### SHORT EXERCISE:
Keep the images out and copy every entry below exactly.

### Stored items from a collection:
━━━━
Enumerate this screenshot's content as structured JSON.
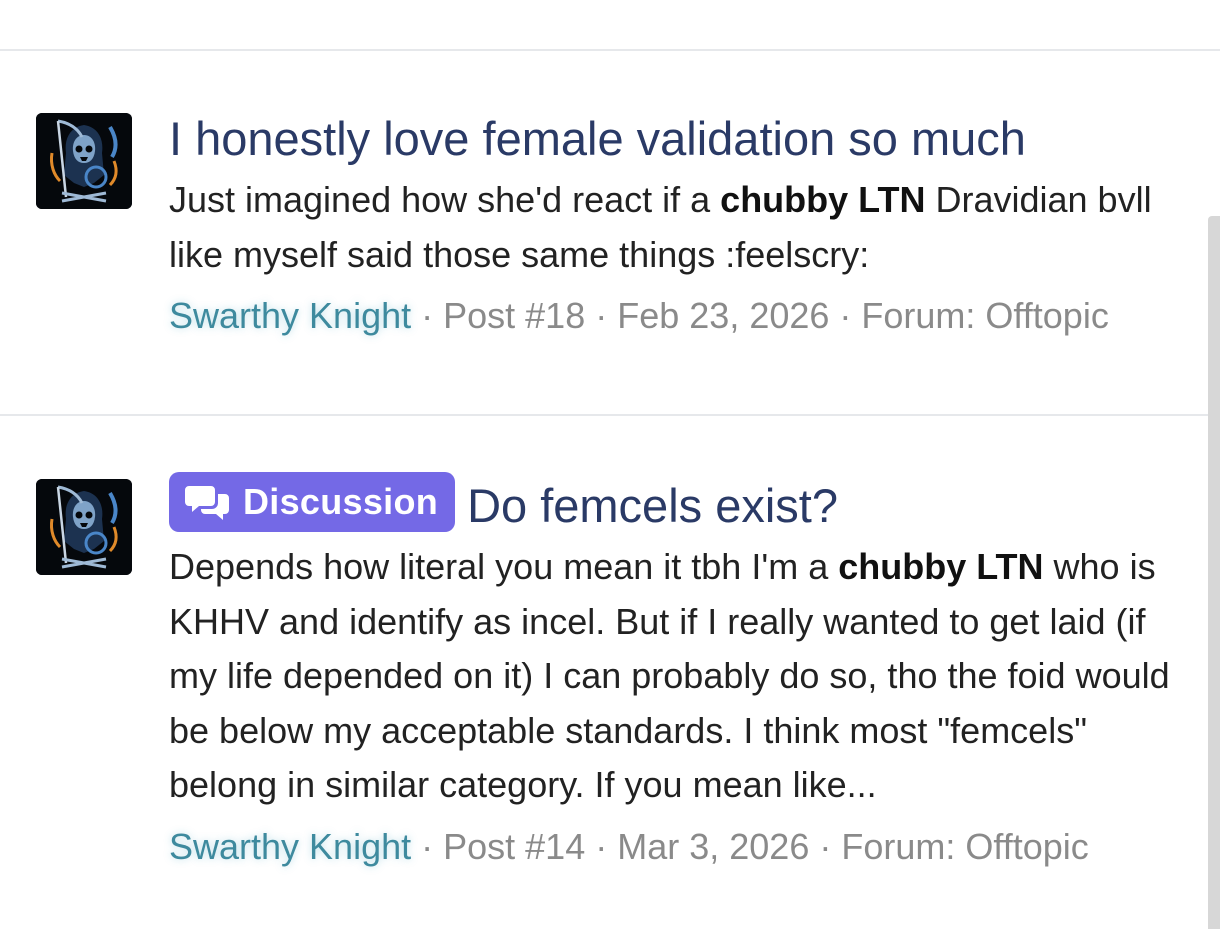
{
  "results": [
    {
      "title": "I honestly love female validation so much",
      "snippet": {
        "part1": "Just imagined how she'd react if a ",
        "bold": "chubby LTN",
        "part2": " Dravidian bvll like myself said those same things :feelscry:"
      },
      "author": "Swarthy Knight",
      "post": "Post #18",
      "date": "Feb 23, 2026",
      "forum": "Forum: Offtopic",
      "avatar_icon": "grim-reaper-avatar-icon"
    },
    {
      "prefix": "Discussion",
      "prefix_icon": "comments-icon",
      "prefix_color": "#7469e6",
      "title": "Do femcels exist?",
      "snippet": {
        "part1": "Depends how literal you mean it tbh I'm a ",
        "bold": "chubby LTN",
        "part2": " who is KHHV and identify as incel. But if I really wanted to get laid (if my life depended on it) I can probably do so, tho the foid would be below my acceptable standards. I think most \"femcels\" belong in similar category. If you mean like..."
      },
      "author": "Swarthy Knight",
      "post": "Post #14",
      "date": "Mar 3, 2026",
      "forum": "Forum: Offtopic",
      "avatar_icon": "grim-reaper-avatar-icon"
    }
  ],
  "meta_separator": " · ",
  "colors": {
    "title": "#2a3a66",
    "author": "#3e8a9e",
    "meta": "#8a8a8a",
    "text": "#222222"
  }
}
━━━━
### ANSWER FOR THIS EXERCISE:
Enumerate this screenshot's content as structured JSON.
{
  "results": [
    {
      "title": "I honestly love female validation so much",
      "snippet": {
        "part1": "Just imagined how she'd react if a ",
        "bold": "chubby LTN",
        "part2": " Dravidian bvll like myself said those same things :feelscry:"
      },
      "author": "Swarthy Knight",
      "post": "Post #18",
      "date": "Feb 23, 2026",
      "forum": "Forum: Offtopic",
      "avatar_icon": "grim-reaper-avatar-icon"
    },
    {
      "prefix": "Discussion",
      "prefix_icon": "comments-icon",
      "prefix_color": "#7469e6",
      "title": "Do femcels exist?",
      "snippet": {
        "part1": "Depends how literal you mean it tbh I'm a ",
        "bold": "chubby LTN",
        "part2": " who is KHHV and identify as incel. But if I really wanted to get laid (if my life depended on it) I can probably do so, tho the foid would be below my acceptable standards. I think most \"femcels\" belong in similar category. If you mean like..."
      },
      "author": "Swarthy Knight",
      "post": "Post #14",
      "date": "Mar 3, 2026",
      "forum": "Forum: Offtopic",
      "avatar_icon": "grim-reaper-avatar-icon"
    }
  ],
  "meta_separator": " · ",
  "colors": {
    "title": "#2a3a66",
    "author": "#3e8a9e",
    "meta": "#8a8a8a",
    "text": "#222222"
  }
}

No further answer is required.